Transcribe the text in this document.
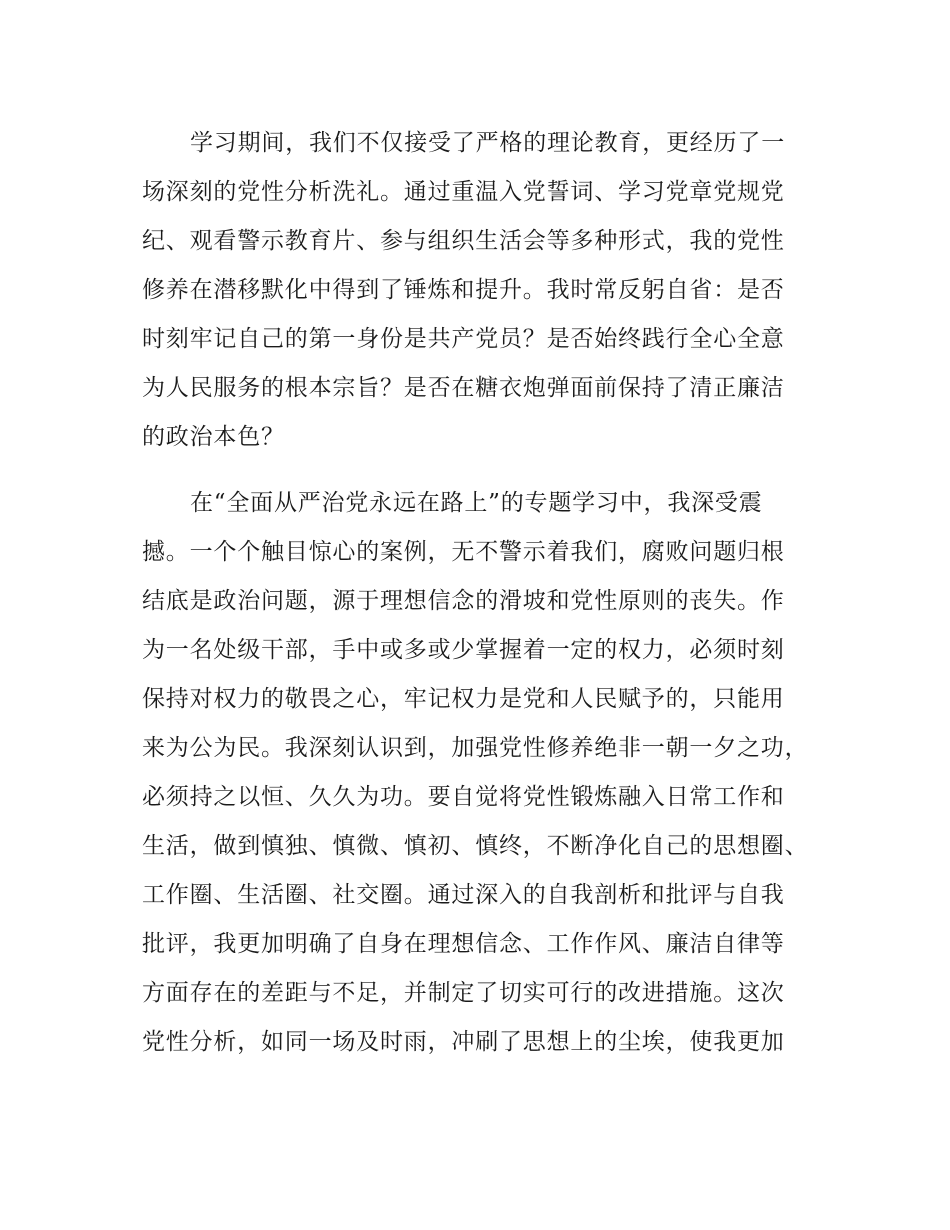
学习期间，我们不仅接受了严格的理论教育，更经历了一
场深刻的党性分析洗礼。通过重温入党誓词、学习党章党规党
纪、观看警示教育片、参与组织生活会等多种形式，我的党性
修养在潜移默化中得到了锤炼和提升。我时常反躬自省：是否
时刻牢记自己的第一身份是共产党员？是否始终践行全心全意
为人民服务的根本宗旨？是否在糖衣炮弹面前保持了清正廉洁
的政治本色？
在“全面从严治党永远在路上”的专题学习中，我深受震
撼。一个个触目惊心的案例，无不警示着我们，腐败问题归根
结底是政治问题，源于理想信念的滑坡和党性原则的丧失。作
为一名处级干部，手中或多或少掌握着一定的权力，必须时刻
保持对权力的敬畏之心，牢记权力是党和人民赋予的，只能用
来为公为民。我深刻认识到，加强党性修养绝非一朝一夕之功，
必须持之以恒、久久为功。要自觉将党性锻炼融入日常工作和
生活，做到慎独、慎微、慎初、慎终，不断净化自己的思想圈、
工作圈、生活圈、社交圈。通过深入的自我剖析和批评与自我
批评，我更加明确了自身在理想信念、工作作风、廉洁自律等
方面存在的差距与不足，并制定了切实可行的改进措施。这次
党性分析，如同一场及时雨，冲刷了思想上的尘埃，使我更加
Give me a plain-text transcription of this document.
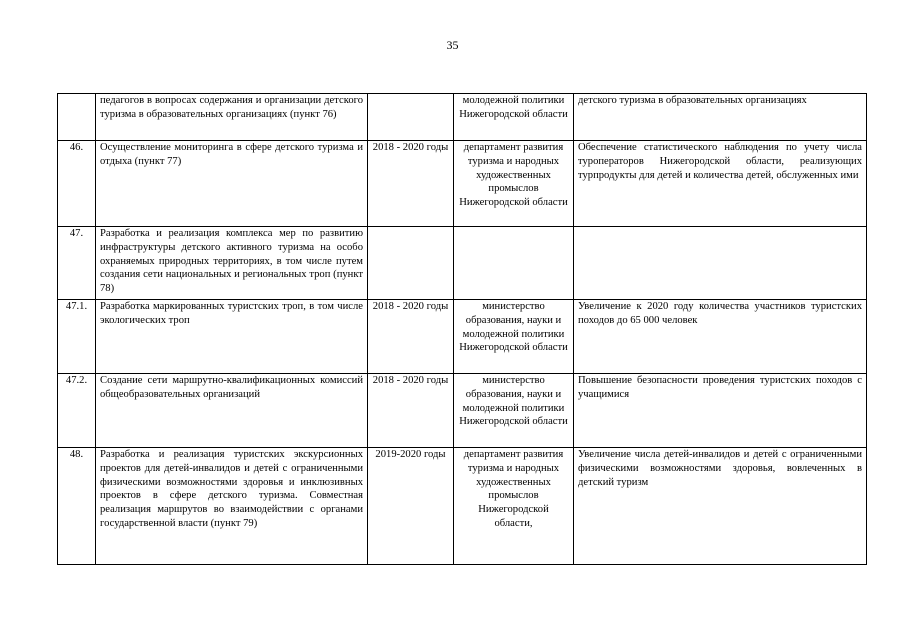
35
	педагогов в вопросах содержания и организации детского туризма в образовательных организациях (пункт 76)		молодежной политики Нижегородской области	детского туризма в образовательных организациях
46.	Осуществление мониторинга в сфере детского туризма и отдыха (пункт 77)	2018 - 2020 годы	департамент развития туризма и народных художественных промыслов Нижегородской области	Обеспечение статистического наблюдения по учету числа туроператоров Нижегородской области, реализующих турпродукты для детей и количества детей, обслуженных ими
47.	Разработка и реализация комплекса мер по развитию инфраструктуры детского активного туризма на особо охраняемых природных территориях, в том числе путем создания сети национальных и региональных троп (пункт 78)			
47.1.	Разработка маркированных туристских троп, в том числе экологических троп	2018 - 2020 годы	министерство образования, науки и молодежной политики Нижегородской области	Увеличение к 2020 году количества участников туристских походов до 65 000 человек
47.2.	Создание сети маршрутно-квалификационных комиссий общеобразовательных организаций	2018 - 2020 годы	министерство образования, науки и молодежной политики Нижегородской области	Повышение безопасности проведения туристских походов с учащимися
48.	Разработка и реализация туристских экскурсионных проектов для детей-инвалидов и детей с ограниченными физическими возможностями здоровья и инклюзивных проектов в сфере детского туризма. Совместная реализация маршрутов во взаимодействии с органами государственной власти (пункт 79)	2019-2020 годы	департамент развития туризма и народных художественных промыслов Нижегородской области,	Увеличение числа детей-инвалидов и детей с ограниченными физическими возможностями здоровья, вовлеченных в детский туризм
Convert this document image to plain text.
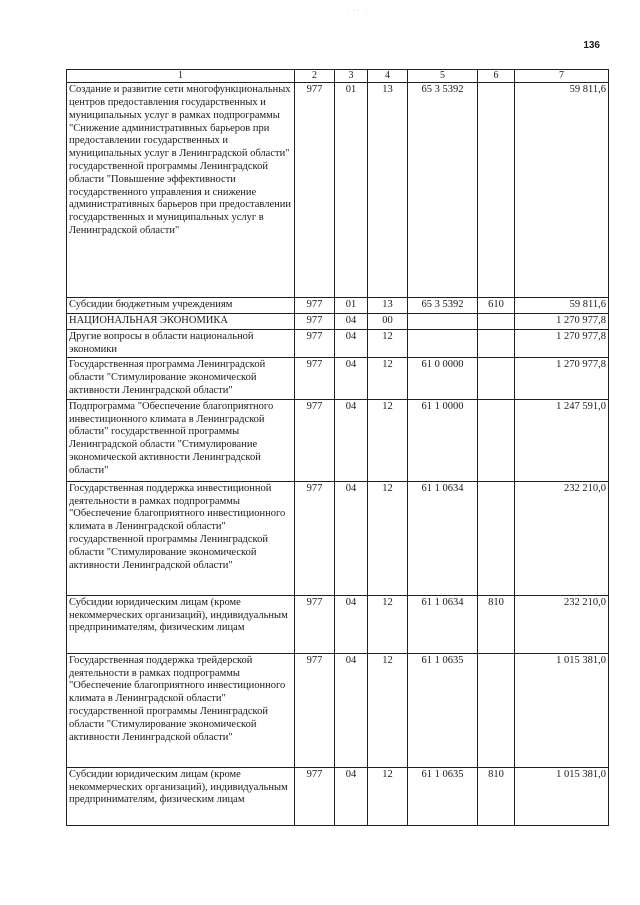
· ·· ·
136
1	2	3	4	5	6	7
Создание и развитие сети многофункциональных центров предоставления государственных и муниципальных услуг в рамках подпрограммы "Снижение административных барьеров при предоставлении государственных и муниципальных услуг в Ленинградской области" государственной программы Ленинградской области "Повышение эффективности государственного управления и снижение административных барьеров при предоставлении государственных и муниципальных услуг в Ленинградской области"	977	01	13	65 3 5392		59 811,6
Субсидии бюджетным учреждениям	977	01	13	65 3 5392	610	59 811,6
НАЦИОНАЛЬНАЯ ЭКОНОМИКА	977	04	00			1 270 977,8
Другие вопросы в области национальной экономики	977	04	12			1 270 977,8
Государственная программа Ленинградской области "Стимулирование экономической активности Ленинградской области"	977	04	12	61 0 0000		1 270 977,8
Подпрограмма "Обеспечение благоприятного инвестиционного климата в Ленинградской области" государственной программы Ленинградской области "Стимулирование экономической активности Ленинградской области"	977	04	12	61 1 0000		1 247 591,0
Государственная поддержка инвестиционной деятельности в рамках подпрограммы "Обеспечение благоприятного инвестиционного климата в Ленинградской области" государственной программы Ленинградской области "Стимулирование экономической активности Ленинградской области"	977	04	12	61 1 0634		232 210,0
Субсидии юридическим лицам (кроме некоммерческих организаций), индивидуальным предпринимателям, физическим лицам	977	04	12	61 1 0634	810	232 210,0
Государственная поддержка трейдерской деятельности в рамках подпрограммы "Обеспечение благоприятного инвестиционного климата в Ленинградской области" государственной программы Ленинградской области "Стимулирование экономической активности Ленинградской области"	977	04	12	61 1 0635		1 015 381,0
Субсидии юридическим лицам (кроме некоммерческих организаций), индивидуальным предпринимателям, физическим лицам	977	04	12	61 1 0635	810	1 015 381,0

== == ==

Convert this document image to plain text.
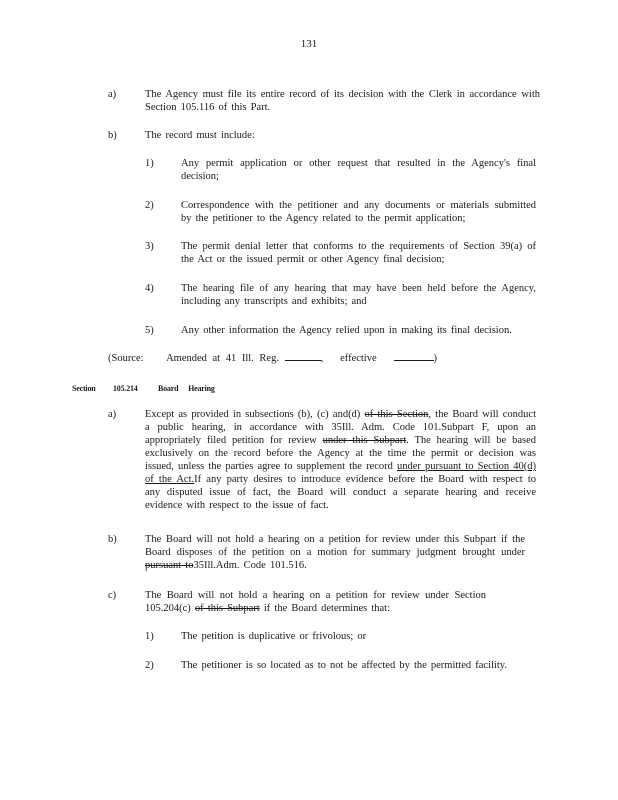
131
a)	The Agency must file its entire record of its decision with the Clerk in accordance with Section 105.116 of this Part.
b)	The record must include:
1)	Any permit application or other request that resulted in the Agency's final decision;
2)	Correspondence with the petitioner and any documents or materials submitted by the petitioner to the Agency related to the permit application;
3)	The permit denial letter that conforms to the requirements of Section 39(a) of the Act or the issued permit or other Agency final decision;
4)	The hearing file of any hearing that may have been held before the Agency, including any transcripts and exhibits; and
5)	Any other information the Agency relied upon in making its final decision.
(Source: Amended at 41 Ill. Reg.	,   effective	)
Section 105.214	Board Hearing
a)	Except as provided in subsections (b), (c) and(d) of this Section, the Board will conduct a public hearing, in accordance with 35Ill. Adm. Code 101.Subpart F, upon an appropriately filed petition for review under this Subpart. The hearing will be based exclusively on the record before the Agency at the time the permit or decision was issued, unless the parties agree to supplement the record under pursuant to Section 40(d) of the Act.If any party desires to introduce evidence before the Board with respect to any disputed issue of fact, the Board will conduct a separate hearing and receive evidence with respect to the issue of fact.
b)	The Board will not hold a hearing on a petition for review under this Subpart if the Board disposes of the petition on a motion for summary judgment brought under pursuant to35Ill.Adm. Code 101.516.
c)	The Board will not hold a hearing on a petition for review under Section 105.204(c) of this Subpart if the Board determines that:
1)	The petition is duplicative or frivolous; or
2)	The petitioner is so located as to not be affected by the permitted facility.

== == ==

Where a line holds "application", copy it out.

1)	Any permit application or other request that resulted in the Agency's final decision;
2)	Correspondence with the petitioner and any documents or materials submitted by the petitioner to the Agency related to the permit application;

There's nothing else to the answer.